>>>

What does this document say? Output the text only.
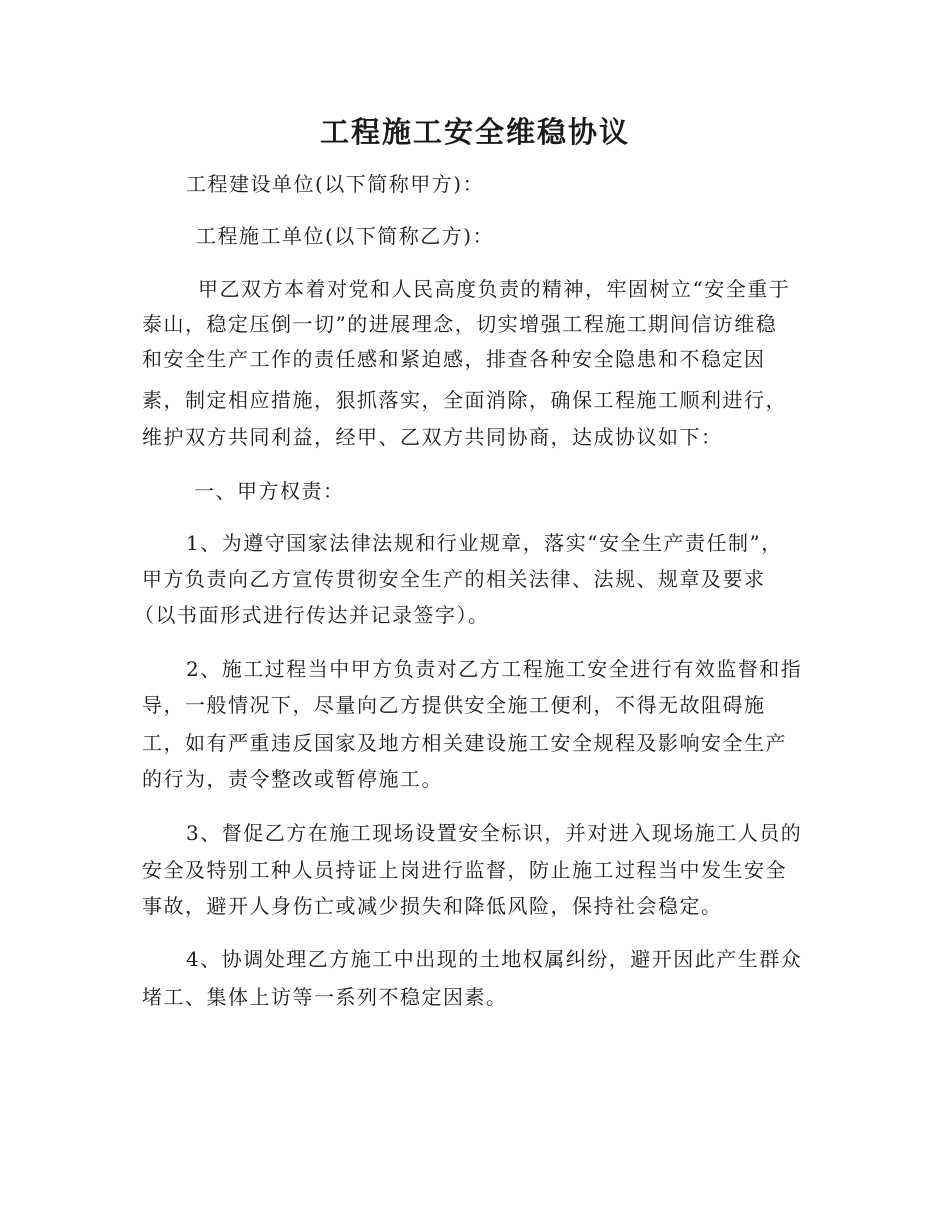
工程施工安全维稳协议
工程建设单位(以下简称甲方)：
工程施工单位(以下简称乙方)：
甲乙双方本着对党和人民高度负责的精神，牢固树立“安全重于
泰山，稳定压倒一切”的进展理念，切实增强工程施工期间信访维稳
和安全生产工作的责任感和紧迫感，排查各种安全隐患和不稳定因
素，制定相应措施，狠抓落实，全面消除，确保工程施工顺利进行，
维护双方共同利益，经甲、乙双方共同协商，达成协议如下：
一、甲方权责：
1、为遵守国家法律法规和行业规章，落实“安全生产责任制”，
甲方负责向乙方宣传贯彻安全生产的相关法律、法规、规章及要求
（以书面形式进行传达并记录签字）。
2、施工过程当中甲方负责对乙方工程施工安全进行有效监督和指
导，一般情况下，尽量向乙方提供安全施工便利，不得无故阻碍施
工，如有严重违反国家及地方相关建设施工安全规程及影响安全生产
的行为，责令整改或暂停施工。
3、督促乙方在施工现场设置安全标识，并对进入现场施工人员的
安全及特别工种人员持证上岗进行监督，防止施工过程当中发生安全
事故，避开人身伤亡或减少损失和降低风险，保持社会稳定。
4、协调处理乙方施工中出现的土地权属纠纷，避开因此产生群众
堵工、集体上访等一系列不稳定因素。
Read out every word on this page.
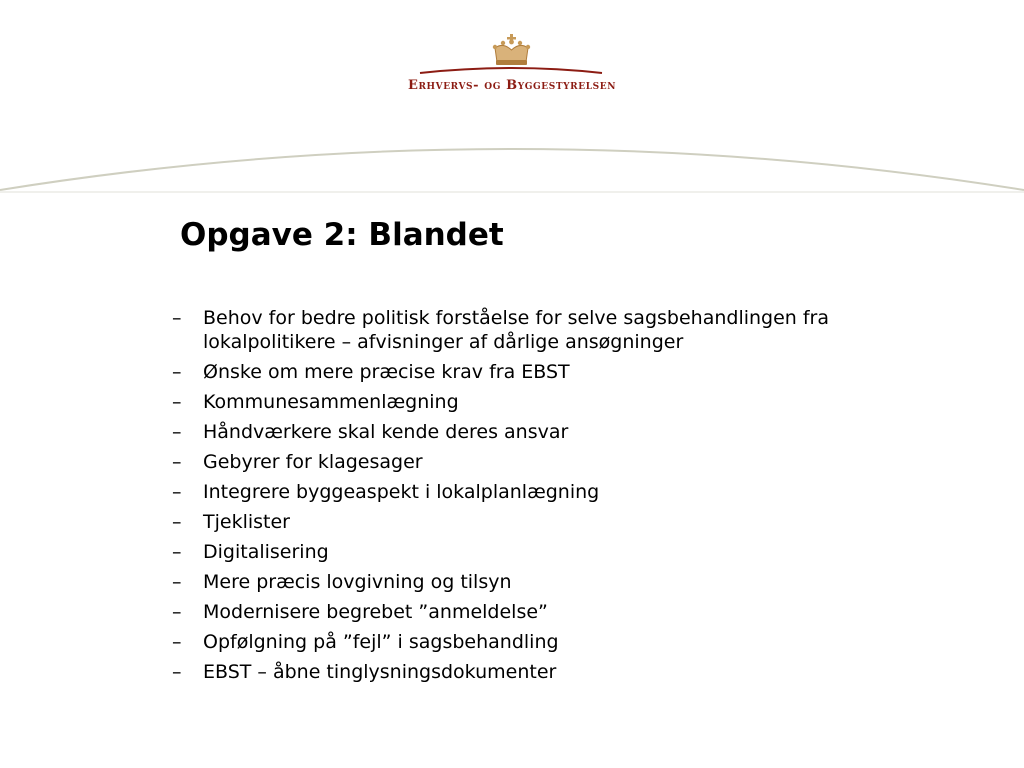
Erhvervs- og Byggestyrelsen
Opgave 2: Blandet
– Behov for bedre politisk forståelse for selve sagsbehandlingen fra lokalpolitikere – afvisninger af dårlige ansøgninger
– Ønske om mere præcise krav fra EBST
– Kommunesammenlægning
– Håndværkere skal kende deres ansvar
– Gebyrer for klagesager
– Integrere byggeaspekt i lokalplanlægning
– Tjeklister
– Digitalisering
– Mere præcis lovgivning og tilsyn
– Modernisere begrebet ”anmeldelse”
– Opfølgning på ”fejl” i sagsbehandling
– EBST – åbne tinglysningsdokumenter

<<<

Exercise:
Which lines above hold the word "this"? Copy each of them.

In response:
What does this document say? Output the text only.
Read out every word on this page.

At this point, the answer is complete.